▶ _Source document_:

● ● ● ● ●

January 9, 2013 at 8:02 pm

LOL. This is great. You wouldn’t be interested in a straight married 38 year old man with 4 kids. Would you?

Michael Makovi

January 9, 2013 at 8:13 pm

Only if he’s willing to be the one getting a sex-change.

Michael Makovi

January 9, 2013 at 8:12 pm

Oh, fiddlesticks, in my shiddukh resume, I should have mentioned that since I was talking about myself, and not describing my prospective mate at all, that therefore, my approach is this:

Girls, read my resume, and whichever one of you breaks out into, contact me.

Then again, I enjoy watching romantic films, so I might have some unrealistic notions. Similarly, for those who remember the proposal scene from “A Beautiful Mind”, my someday wife might need “a moment to redefine [her] girlish notions of romance”.

And what I especially love is that I can post as many comments here as I want, and no one can accuse me of hogging the thread. After all, I’m that I think this entire blog post is about me.

port yid

January 11, 2013 at 6:19 pm

would you consider the other white meat? sephadi?

Liora

January 9, 2013 at 8:46 pm

If I was 20 I would marry this boy! Too cute

Michael Makovi

January 9, 2013 at 9:37 pm

Nu, so how old are you? Notice that nowhere did I ever say that I give a rat’s patootie about her age.

January 10, 2013 at 2:35 am

“So find me a prospective wife, and we ll see if we can hammer out some terms to our mutual satisfaction.”

● ● ● ● ●

▶ _Document layout analysis data_:
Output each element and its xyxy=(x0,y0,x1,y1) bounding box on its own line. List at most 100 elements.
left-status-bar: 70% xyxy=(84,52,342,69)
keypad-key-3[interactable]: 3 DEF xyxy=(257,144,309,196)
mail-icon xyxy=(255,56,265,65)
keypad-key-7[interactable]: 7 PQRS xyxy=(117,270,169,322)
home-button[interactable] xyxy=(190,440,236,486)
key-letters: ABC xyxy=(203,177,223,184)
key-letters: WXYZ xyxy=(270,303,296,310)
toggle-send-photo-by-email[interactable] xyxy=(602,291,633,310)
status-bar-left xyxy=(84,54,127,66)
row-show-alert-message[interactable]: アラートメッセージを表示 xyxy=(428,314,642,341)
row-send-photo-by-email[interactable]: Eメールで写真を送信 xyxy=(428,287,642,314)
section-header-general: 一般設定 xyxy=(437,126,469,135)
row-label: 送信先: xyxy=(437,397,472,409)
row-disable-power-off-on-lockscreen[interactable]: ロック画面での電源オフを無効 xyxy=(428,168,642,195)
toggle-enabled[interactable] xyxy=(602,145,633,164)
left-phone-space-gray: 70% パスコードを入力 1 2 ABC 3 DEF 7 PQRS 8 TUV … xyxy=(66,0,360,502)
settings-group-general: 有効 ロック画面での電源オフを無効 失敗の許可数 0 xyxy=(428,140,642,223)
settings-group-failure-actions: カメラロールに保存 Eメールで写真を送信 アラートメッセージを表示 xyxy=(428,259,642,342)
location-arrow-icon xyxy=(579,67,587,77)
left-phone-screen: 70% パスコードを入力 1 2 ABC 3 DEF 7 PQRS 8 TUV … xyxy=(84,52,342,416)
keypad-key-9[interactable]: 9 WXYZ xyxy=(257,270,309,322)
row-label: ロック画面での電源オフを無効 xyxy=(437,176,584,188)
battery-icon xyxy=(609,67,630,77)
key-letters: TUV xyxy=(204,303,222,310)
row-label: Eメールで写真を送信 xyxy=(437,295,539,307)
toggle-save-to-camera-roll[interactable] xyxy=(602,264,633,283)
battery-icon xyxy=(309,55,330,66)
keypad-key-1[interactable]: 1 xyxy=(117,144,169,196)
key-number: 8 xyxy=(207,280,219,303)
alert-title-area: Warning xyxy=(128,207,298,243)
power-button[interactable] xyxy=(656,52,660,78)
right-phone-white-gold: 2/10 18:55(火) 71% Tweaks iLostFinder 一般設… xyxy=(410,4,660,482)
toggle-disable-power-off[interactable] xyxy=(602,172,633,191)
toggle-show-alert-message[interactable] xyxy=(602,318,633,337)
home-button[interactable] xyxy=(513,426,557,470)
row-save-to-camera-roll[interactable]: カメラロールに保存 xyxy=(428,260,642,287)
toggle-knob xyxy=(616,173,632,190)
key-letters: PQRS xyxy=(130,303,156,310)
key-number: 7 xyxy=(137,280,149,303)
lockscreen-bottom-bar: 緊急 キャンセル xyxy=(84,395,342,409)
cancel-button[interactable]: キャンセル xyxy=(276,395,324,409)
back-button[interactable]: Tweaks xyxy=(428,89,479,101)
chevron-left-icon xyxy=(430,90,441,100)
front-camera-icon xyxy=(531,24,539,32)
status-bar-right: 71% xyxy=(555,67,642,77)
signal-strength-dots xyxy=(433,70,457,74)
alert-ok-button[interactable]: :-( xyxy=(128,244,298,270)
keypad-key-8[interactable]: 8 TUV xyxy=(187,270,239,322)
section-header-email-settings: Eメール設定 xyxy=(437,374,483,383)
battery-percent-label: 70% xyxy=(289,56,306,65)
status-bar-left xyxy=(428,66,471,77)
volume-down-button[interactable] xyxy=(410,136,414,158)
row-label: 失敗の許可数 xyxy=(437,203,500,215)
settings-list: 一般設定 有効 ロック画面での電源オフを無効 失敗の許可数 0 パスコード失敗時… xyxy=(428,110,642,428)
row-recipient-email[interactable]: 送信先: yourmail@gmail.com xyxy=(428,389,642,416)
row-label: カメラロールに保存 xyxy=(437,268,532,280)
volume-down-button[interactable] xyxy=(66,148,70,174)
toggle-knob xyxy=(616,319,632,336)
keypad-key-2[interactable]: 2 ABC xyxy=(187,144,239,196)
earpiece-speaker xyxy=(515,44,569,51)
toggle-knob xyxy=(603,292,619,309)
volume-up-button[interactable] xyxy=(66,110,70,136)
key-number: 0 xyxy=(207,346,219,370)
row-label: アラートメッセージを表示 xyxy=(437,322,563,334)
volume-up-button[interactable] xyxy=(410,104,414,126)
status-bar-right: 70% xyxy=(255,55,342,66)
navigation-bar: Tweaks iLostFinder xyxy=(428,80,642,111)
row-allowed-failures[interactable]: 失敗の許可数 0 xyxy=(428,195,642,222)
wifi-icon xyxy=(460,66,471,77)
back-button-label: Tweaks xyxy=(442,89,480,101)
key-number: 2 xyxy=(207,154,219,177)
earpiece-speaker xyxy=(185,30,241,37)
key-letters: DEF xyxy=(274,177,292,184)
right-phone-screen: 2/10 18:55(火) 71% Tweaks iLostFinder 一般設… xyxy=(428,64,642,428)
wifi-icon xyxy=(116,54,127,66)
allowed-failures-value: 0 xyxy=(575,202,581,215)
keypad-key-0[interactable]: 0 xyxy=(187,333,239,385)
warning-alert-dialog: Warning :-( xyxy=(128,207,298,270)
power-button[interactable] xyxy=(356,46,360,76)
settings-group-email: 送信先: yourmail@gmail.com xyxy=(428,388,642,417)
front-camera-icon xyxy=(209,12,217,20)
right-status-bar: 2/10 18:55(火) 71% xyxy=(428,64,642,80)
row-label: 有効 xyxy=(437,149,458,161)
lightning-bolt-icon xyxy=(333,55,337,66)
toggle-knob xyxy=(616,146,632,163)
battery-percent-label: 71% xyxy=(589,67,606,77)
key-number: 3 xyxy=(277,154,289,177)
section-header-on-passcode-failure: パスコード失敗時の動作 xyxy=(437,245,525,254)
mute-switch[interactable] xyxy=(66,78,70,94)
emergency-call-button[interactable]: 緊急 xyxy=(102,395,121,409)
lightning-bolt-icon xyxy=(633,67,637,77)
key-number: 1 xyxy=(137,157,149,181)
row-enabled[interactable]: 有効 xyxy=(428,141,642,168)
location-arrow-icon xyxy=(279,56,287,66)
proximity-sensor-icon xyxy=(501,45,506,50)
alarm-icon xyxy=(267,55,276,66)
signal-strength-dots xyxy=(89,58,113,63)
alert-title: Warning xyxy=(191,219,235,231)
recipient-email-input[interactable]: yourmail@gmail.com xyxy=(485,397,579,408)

● ● ● ● ●

▶ _Task set_:
A – Summarize the comment thread in two sentences.
B – Answer these questions using the comment thread:
(i) How many kids does the man in the first comment say he has?
(ii) Which film's proposal scene does Michael Makovi mention?
(iii) On what date did port yid post a comment?

▶ _Results in order_:
A – Michael Makovi answers a straight married 38-year-old man with four kids by saying only if that man gets a sex-change, and he jokes about his shiddukh resume and his fondness for romantic films. Liora writes that at 20 Liora would marry "this boy," and Makovi asks Liora's age, noting that he never said he cares about age.

B –
(i) Four.
(ii) "A Beautiful Mind."
(iii) January 11, 2013.